Records for this task =
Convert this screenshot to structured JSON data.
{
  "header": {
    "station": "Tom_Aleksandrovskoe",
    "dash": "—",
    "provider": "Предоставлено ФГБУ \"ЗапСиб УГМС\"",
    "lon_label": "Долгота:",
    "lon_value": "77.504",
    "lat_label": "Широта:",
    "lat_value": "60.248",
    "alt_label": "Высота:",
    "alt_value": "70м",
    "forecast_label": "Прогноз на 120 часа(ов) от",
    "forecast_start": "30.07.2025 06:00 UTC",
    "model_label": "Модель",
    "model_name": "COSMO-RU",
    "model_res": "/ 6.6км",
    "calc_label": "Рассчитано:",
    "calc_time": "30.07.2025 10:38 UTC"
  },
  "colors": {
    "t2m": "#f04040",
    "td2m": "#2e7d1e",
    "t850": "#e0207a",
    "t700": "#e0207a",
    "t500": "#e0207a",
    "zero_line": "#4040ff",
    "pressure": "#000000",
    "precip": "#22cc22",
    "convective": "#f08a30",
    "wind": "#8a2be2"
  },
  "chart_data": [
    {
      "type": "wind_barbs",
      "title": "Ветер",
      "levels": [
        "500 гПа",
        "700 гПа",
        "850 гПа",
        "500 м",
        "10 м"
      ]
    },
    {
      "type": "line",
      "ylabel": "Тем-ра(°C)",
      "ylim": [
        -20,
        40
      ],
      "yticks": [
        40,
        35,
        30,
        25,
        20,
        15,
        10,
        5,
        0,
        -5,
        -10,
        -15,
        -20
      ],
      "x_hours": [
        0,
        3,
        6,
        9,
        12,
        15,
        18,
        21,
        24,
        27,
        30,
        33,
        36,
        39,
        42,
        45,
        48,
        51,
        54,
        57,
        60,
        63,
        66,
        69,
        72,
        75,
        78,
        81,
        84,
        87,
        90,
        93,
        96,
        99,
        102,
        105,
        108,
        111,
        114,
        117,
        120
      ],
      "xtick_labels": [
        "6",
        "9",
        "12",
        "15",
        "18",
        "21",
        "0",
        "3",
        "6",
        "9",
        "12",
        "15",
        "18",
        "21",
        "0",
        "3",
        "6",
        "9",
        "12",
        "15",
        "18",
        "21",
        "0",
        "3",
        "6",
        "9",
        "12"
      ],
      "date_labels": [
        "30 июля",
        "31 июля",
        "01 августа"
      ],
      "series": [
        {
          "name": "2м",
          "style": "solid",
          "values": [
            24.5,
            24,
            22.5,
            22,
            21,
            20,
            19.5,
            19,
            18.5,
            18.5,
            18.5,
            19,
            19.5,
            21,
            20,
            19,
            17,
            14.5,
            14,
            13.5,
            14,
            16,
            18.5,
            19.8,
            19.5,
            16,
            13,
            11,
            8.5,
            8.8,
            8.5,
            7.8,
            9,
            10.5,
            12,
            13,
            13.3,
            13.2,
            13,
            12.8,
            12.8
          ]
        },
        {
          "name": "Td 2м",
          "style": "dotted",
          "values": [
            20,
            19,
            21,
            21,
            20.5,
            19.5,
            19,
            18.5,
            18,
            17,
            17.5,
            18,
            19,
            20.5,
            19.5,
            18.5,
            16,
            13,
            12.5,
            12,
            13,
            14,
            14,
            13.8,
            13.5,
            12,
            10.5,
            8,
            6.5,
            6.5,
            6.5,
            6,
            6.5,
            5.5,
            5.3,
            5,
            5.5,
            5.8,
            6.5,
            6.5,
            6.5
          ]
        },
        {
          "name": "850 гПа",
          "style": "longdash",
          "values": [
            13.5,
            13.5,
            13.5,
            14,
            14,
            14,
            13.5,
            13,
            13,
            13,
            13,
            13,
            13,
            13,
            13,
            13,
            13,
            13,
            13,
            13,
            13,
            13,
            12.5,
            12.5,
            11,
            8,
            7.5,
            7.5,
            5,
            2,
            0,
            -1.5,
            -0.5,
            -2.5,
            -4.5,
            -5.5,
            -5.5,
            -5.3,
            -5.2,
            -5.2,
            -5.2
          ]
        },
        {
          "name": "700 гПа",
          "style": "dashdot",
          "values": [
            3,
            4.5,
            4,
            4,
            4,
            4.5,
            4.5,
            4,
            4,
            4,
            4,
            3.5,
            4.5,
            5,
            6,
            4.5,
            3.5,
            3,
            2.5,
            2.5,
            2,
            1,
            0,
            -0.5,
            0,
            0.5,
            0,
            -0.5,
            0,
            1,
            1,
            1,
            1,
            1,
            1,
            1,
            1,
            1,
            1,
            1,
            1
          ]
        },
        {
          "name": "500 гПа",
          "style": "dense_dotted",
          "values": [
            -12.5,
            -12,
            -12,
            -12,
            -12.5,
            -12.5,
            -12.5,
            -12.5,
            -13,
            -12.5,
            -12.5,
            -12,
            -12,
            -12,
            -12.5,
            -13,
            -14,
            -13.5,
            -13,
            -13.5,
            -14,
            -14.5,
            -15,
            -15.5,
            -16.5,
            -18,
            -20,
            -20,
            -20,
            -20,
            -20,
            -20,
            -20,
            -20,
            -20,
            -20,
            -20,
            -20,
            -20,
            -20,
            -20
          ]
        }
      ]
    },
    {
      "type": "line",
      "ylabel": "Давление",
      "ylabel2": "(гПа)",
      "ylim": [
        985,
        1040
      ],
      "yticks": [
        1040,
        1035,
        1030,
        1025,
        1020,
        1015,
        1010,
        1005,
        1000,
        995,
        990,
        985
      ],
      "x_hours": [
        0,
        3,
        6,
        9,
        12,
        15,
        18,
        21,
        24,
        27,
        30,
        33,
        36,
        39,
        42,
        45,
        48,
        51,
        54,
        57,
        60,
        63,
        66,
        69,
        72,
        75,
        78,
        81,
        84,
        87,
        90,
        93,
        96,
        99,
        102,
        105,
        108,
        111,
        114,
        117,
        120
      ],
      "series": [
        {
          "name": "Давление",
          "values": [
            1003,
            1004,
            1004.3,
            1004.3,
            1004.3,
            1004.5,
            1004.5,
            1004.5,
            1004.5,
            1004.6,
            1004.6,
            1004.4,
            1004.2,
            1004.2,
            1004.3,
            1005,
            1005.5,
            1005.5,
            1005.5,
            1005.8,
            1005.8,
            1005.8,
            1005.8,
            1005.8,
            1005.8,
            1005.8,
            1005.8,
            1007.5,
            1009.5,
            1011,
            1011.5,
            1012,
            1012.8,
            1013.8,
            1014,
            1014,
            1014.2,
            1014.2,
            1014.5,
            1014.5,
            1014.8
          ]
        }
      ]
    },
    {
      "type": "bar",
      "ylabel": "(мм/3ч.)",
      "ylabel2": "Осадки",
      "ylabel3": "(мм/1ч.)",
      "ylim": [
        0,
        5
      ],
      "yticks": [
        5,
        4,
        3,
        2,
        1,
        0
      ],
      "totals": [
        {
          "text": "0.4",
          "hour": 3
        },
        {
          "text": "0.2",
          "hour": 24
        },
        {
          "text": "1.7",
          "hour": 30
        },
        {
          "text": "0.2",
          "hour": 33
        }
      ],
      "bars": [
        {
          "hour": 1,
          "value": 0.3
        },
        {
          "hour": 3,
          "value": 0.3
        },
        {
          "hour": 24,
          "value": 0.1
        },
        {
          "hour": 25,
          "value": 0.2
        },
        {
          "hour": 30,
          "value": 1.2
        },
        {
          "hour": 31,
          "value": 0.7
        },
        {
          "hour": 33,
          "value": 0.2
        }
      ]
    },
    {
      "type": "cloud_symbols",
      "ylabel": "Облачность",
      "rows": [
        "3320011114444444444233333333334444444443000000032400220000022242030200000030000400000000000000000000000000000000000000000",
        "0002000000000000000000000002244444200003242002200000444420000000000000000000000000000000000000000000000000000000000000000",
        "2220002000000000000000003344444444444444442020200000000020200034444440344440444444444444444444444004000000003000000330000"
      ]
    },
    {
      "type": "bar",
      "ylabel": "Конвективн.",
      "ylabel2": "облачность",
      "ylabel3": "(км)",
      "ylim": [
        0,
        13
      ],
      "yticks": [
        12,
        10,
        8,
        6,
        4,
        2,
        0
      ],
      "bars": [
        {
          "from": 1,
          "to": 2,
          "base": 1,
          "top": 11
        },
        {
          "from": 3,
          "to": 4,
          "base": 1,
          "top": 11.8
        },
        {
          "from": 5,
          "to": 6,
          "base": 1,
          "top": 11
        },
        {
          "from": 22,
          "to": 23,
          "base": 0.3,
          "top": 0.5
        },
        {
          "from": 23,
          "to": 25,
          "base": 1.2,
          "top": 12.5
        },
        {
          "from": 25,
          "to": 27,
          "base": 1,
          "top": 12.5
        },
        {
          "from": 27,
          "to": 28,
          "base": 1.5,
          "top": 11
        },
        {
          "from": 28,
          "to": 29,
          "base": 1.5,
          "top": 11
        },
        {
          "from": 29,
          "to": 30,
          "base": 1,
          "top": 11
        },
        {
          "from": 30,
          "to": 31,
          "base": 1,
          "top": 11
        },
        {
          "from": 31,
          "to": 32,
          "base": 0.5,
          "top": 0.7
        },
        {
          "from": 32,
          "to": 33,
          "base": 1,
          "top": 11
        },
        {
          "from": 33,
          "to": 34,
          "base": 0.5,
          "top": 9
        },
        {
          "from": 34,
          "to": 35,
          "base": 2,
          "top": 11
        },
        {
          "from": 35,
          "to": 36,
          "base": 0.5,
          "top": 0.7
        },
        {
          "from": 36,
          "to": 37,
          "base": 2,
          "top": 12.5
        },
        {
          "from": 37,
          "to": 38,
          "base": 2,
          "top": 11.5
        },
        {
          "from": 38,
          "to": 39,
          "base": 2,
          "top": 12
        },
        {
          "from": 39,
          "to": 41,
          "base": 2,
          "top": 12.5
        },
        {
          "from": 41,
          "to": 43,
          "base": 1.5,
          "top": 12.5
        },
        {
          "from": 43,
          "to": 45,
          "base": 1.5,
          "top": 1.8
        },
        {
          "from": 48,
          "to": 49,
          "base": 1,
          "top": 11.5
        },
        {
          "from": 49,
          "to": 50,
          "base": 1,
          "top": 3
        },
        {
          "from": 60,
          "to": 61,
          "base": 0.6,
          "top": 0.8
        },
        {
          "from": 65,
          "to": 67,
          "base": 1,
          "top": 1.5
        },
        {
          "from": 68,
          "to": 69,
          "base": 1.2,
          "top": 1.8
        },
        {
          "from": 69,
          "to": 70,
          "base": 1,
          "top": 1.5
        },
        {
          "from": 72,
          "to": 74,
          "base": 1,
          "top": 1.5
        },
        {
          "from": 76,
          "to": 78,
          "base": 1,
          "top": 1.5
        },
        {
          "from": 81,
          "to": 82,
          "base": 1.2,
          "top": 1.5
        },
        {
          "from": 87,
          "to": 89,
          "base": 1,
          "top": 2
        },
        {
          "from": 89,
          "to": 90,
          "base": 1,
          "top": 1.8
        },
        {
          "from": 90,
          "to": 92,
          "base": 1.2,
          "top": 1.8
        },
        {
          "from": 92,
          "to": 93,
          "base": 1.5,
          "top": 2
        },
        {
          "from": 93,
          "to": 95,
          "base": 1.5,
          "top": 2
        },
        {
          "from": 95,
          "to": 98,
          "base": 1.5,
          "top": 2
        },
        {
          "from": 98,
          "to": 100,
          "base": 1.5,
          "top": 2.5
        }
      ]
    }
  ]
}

Task to carry out = Collect each line containing the string "style".

The reply =
          "style": "solid",
          "style": "dotted",
          "style": "longdash",
          "style": "dashdot",
          "style": "dense_dotted",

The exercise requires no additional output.